» TEXTE À LIRE
==================================================
France | France, Cour administrative d'appel de Nantes, 3ème chambre, 05 juin 2014, 13NT00384


Vu la requête, enregistrée le 31 janvier 2013, présentée pour M. C... D..., assisté de sa curatrice Mme B... E... épouse D..., demeurant au..., par Me Chambolle, avocat au barreau de Bordeaux ; M. D... demande à la cour :

1°) de réformer le jugement n° 12-0048 en date du 31 décembre 2012 en tant que par ce jugement le tribunal administratif d'Orléans a limité à 48 223,80 euros au titre de l'indemnisation des frais d'assistance de tierce personne la somme à laquelle le centre hospitalier régional universitaire (CHRU) de Tours a été condamné à verser en conséquence de

l'infection nosocomiale dont il a été atteint quelques jours après sa nai...
==================================================
» LES DONNÉES
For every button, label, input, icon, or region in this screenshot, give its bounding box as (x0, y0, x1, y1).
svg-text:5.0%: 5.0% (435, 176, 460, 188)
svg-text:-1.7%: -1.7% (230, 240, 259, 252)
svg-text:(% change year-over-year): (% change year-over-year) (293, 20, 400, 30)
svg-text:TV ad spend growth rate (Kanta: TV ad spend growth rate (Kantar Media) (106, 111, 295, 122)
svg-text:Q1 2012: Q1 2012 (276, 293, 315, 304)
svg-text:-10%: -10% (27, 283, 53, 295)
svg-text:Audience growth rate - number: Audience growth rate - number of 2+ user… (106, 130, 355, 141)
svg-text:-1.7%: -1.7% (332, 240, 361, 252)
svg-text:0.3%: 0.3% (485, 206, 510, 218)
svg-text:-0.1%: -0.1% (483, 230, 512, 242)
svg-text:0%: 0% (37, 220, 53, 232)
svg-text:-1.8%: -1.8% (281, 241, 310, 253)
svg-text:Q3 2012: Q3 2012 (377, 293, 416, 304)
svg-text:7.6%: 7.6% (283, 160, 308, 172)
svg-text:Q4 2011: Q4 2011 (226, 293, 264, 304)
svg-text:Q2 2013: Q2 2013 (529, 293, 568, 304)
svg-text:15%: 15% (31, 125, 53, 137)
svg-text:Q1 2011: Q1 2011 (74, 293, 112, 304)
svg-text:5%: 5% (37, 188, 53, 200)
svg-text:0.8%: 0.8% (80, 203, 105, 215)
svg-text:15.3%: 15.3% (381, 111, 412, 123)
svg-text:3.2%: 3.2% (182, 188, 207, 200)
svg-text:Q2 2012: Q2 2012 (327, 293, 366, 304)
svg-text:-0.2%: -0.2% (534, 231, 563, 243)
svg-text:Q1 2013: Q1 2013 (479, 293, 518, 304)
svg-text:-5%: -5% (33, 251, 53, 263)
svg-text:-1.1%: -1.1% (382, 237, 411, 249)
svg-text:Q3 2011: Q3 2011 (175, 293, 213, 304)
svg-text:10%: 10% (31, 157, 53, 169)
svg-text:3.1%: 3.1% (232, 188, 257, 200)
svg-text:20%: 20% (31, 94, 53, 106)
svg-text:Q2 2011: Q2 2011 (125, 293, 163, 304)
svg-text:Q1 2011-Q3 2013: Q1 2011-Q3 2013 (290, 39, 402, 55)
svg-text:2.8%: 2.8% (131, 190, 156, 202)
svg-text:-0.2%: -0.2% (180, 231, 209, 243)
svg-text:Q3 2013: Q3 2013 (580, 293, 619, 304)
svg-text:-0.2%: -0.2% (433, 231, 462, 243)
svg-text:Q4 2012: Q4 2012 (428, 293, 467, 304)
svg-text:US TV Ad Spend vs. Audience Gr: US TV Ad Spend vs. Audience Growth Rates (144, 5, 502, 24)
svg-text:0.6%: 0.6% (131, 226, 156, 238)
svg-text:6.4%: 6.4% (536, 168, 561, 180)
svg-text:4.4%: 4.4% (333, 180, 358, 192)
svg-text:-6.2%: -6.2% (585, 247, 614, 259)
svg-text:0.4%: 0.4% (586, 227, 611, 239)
==================================================
Dans la décision de justice ci-dessus, recopiez mot pour mot le passage qui s'ouvre sur les mots « Vu la requête, enregistrée » et se termine par « après sa nai... ».

» RÉPONSE ATTENDUE
Vu la requête, enregistrée le 31 janvier 2013, présentée pour M. C... D..., assisté de sa curatrice Mme B... E... épouse D..., demeurant au..., par Me Chambolle, avocat au barreau de Bordeaux ; M. D... demande à la cour :

1°) de réformer le jugement n° 12-0048 en date du 31 décembre 2012 en tant que par ce jugement le tribunal administratif d'Orléans a limité à 48 223,80 euros au titre de l'indemnisation des frais d'assistance de tierce personne la somme à laquelle le centre hospitalier régional universitaire (CHRU) de Tours a été condamné à verser en conséquence de

l'infection nosocomiale dont il a été atteint quelques jours après sa nai...